**TO BE DONE:** Make an exact copy of the entries, and keep any pictures out of it.

**RECORDS PROVIDED:**
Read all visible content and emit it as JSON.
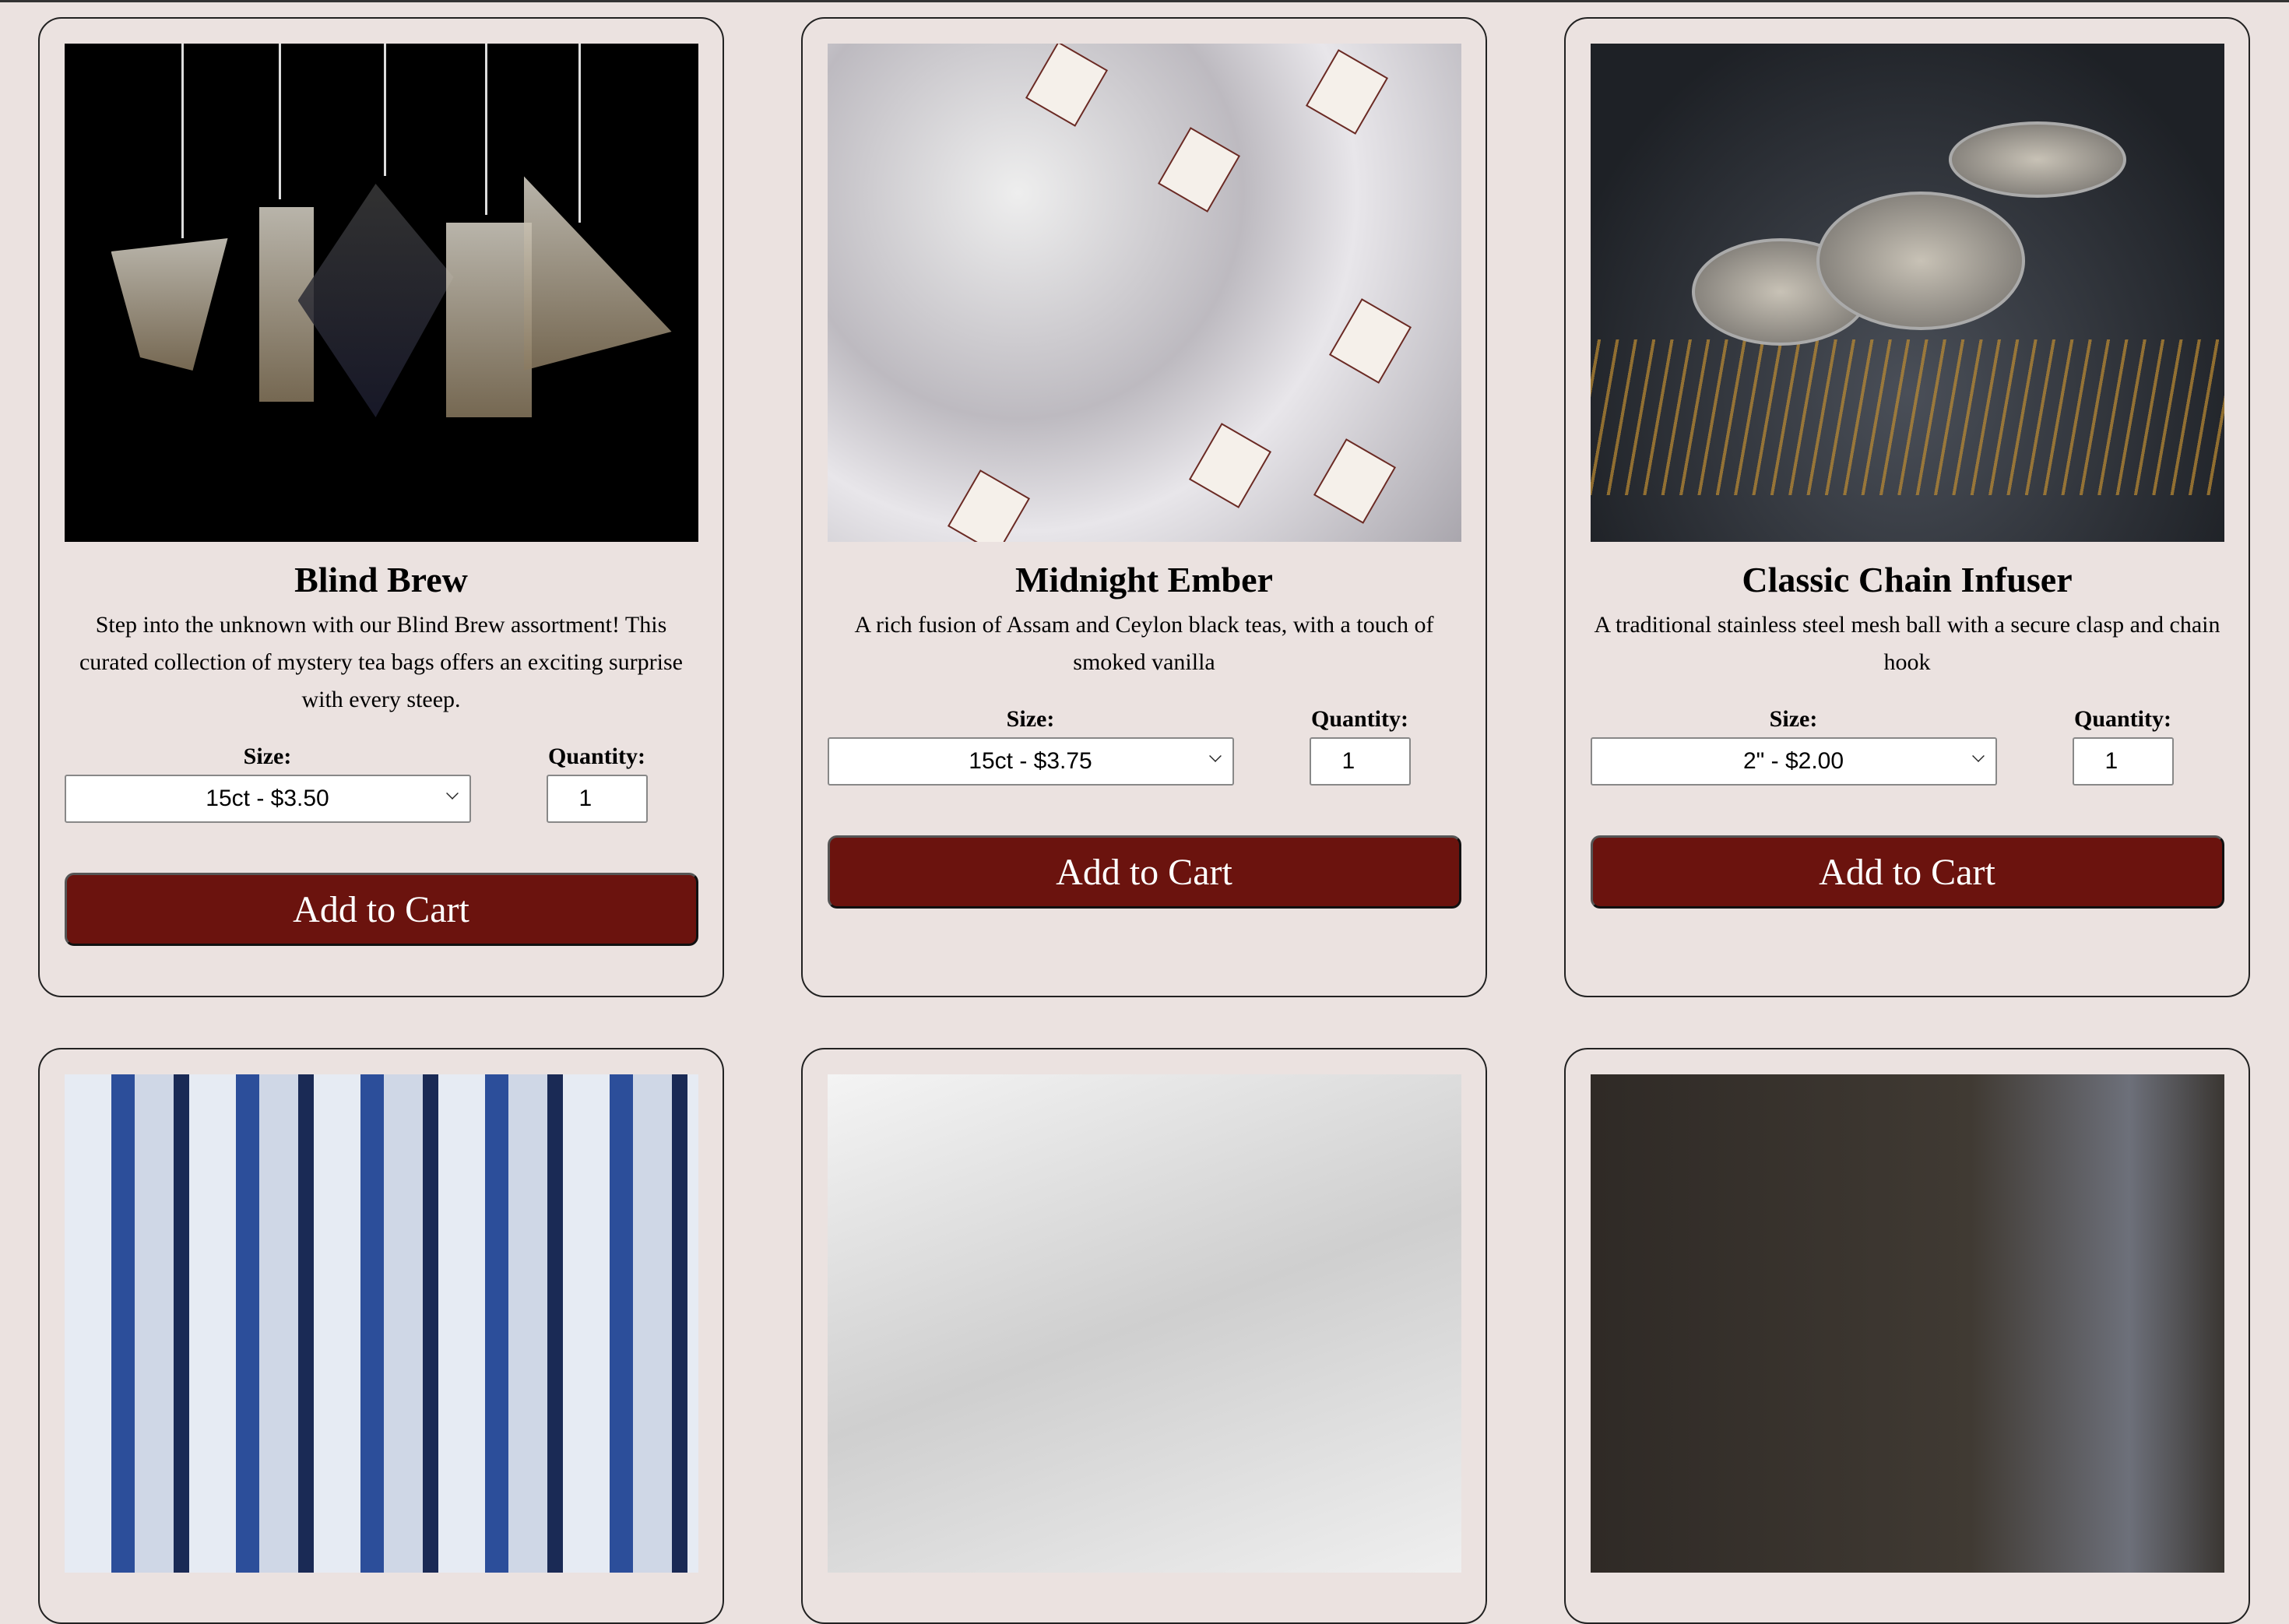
{
  "labels": {
    "size": "Size:",
    "quantity": "Quantity:",
    "add_to_cart": "Add to Cart"
  },
  "products": [
    {
      "name": "Blind Brew",
      "description": "Step into the unknown with our Blind Brew assortment! This curated collection of mystery tea bags offers an exciting surprise with every steep.",
      "size": "15ct - $3.50",
      "quantity": "1"
    },
    {
      "name": "Midnight Ember",
      "description": "A rich fusion of Assam and Ceylon black teas, with a touch of smoked vanilla",
      "size": "15ct - $3.75",
      "quantity": "1"
    },
    {
      "name": "Classic Chain Infuser",
      "description": "A traditional stainless steel mesh ball with a secure clasp and chain hook",
      "size": "2\" - $2.00",
      "quantity": "1"
    }
  ],
  "colors": {
    "background": "#ebe2e0",
    "button": "#6b130e"
  }
}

**ANSWER TO THE PROBLEM:**
Read all visible content and emit it as JSON.
{
  "labels": {
    "size": "Size:",
    "quantity": "Quantity:",
    "add_to_cart": "Add to Cart"
  },
  "products": [
    {
      "name": "Blind Brew",
      "description": "Step into the unknown with our Blind Brew assortment! This curated collection of mystery tea bags offers an exciting surprise with every steep.",
      "size": "15ct - $3.50",
      "quantity": "1"
    },
    {
      "name": "Midnight Ember",
      "description": "A rich fusion of Assam and Ceylon black teas, with a touch of smoked vanilla",
      "size": "15ct - $3.75",
      "quantity": "1"
    },
    {
      "name": "Classic Chain Infuser",
      "description": "A traditional stainless steel mesh ball with a secure clasp and chain hook",
      "size": "2\" - $2.00",
      "quantity": "1"
    }
  ],
  "colors": {
    "background": "#ebe2e0",
    "button": "#6b130e"
  }
}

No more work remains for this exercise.